▸ Requisitos do exercício:
a - Extraia do texto sobre a decadência do Grande ABC, sem mudar nada, o pedaço que vai de "O encalacramento econômico com" até "cada um deles.".
b - No texto sobre a decadência do Grande ABC, qual é o vício principal da turma do Festeja Grande ABC?
***** Trecho
Sociedade

Decadência da Província se explica
sobretudo pela confraria de velhacos

DANIEL LIMA - 17/12/2014

Escrevi ontem de passagem que a Província do Grande ABC segue decadente. Sei que a definição choca. Foi exatamente isso que pretendi. Há quem desaprove o que supostamente seria um exagero, mas a maioria sabe que vivemos os piores tempos da história. Perdemos a perspectiva como sociedade capaz de se reconstruir. Os mandachuvas e os mandachuvinhas da praça são medíocres, para piorar o quadro. Fossem inteligentes, construtivos, reformistas, teríamos uma porta de saída que nos guiaria a algum lugar menos sombrio e empesteado de certezas desalentadoras. Entretanto, nossos mandachuvas e mandachuvinhas são ervas daninhas sociais. Eles superaram todas as expectativas em matéria de destrutividade. Assaltam mentes, corações e orçamentos públicos. Subornam o bom senso. Esquartejam a confiança. Vampirizam as ilusões. 


 


A decadência de uma sociedade não se mede apenas pela incapacidade de reagir aos poderosos de plantão. Também se consuma na expectativa de que, à sinalização de uma parceria ocasional, não faltará quem deixe de correr para as bandas podres.


 


A expectativa de juntar-se ao que chamo de Assalta Grande ABC é o vício principal da turma do Festeja Grande ABC. Há sempre um sonho sonhado de pertencer à casta, mesmo a uma casta apodrecida, embora impune.


 


Se o ambiente social regional de Província é manifestamente malcheiroso, com um salve-se-quem-puder latente, no âmbito econômico a degringolada é automática. Precisamos de reformas no bojo de macroplanejamento mas sofremos os duros golpes de anos e anos de solapamentos. Perdemos a coragem e o estímulo de buscar o futuro por meios meritocráticos.


 


Cortando caminhos


 


A cultura remanescente do esvaziamento industrial está voltada a encontrar atalhos de qualquer espécie para tentar salvar a lavoura. Os aproveitadores conhecem como poucos as estradas vicinais das malandragens geralmente nas incubadoras de administradores públicos, de onde saltam a outras esferas da vida cotidiana.


 


O encalacramento econômico com persistente queda de riquezas produzidas, como temos mostrado ao longo dos anos, é um labirinto do qual não nos desvencilhamos porque não existe massa crítica para fazer do individual isolado o coletivo maturado. Não se exibem placas nos postes para denunciar eventuais agentes de ressurreição porque se gastaria dinheiro a toa. Os donos do poder regional controlam todos os movimentos. Sabem quem é corruptível e quem não é e, assim, como lidar com cada um deles.
**********
***** Dados extraídos
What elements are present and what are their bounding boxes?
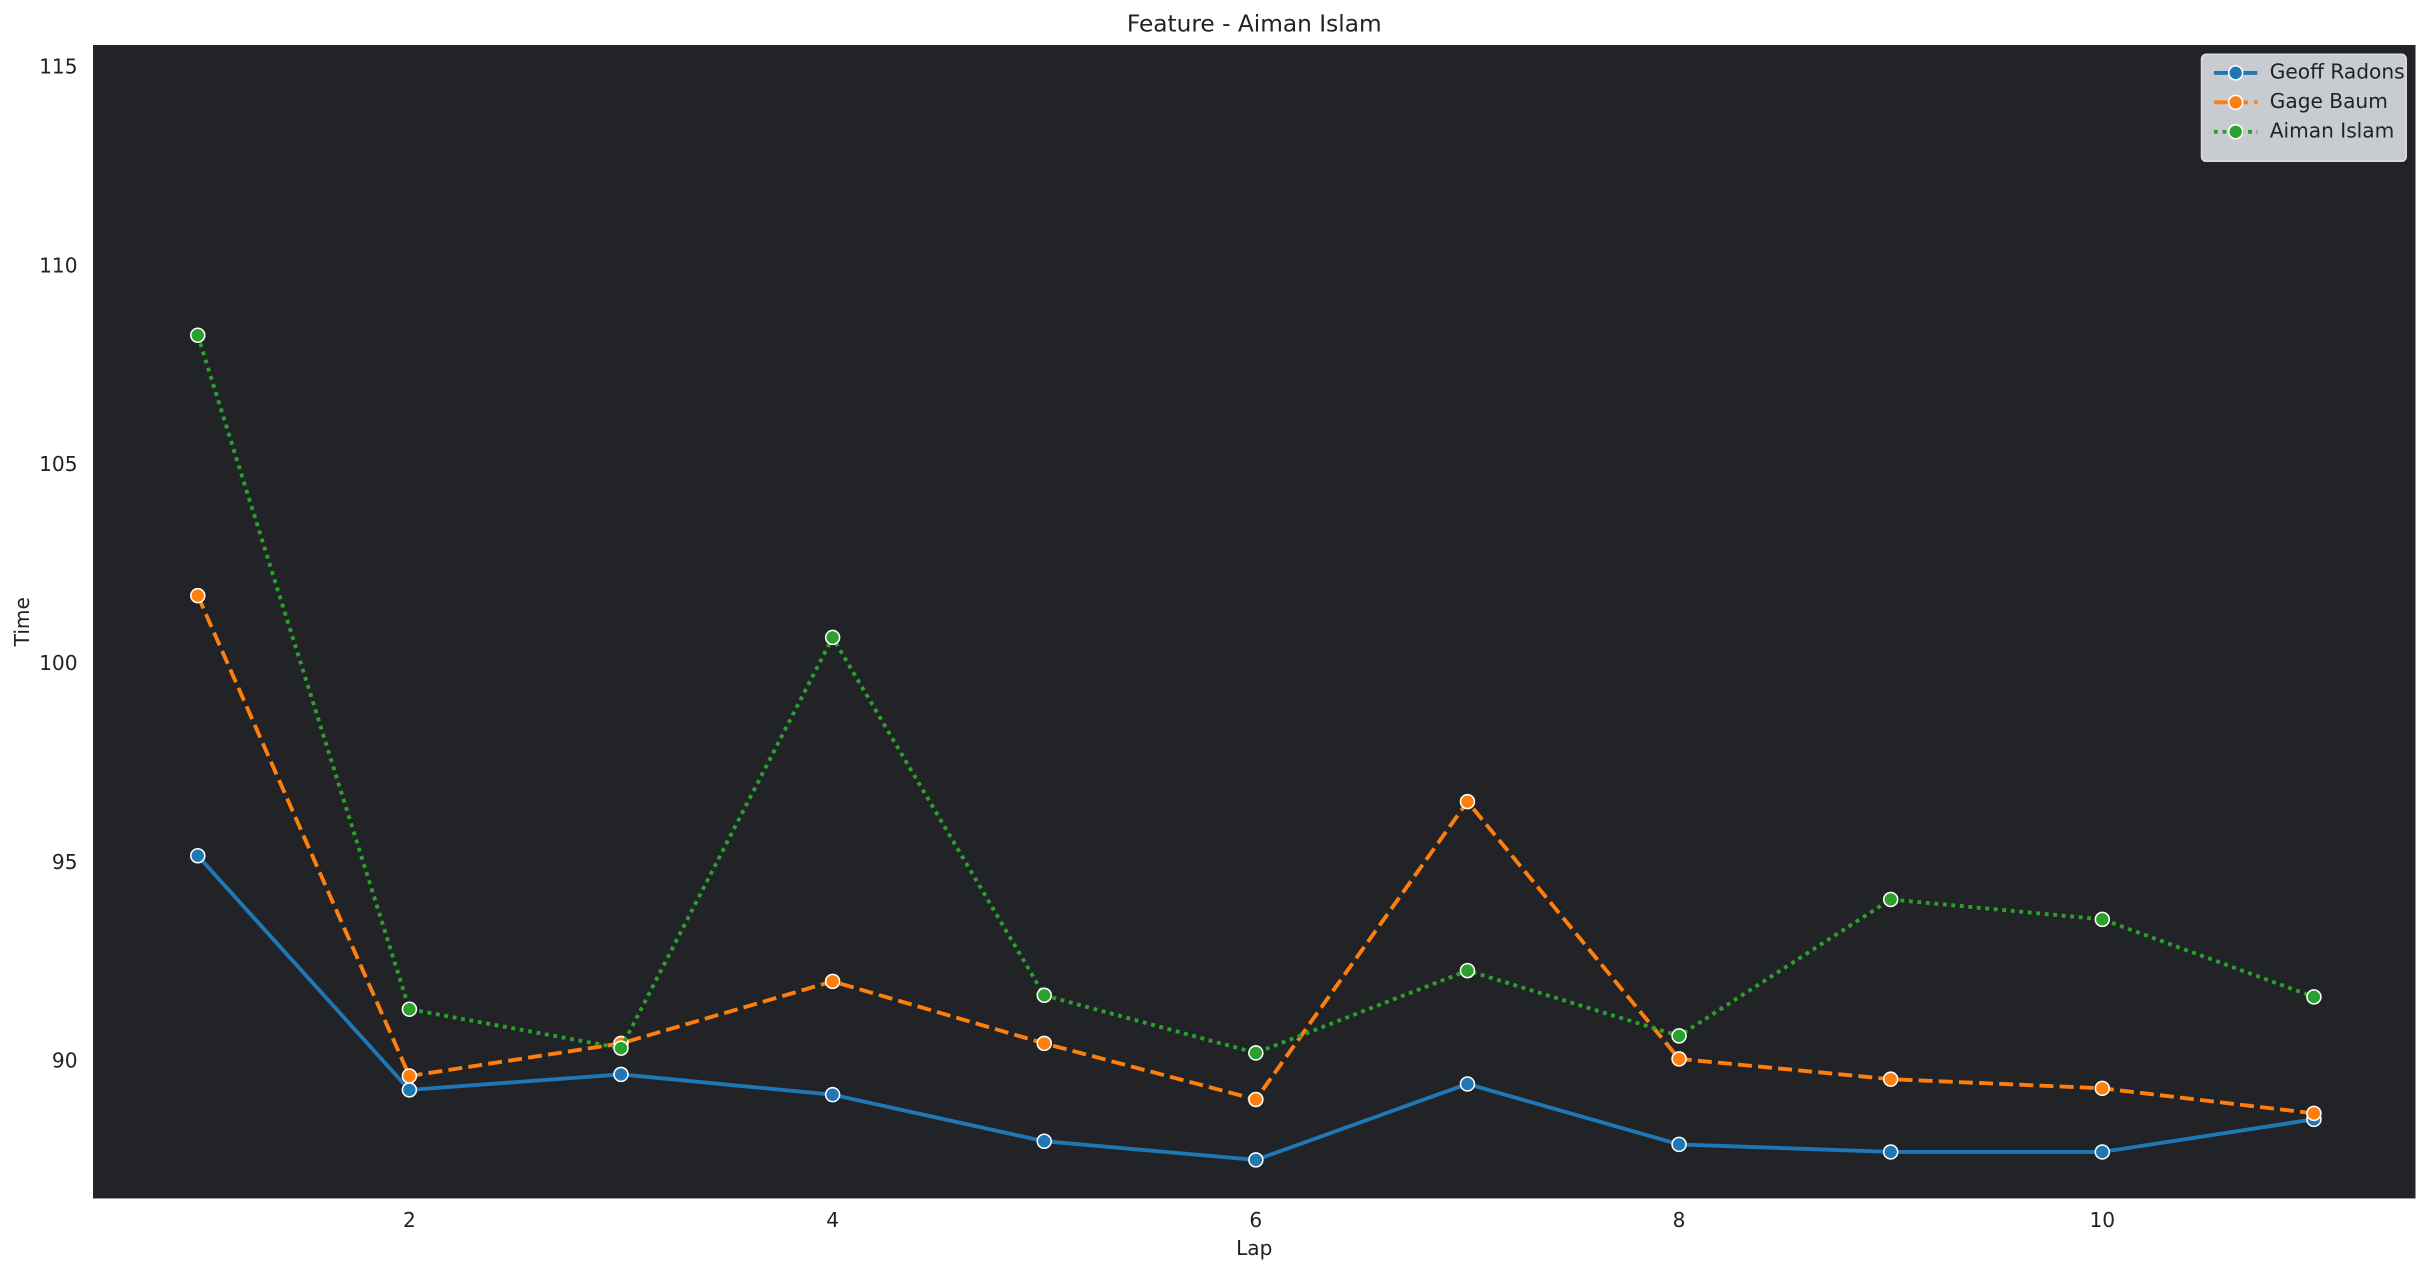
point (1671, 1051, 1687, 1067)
**********
▸ Respostas dadas:
a -
O encalacramento econômico com persistente queda de riquezas produzidas, como temos mostrado ao longo dos anos, é um labirinto do qual não nos desvencilhamos porque não existe massa crítica para fazer do individual isolado o coletivo maturado. Não se exibem placas nos postes para denunciar eventuais agentes de ressurreição porque se gastaria dinheiro a toa. Os donos do poder regional controlam todos os movimentos. Sabem quem é corruptível e quem não é e, assim, como lidar com cada um deles.

b - A expectativa de juntar-se ao que o autor chama de Assalta Grande ABC.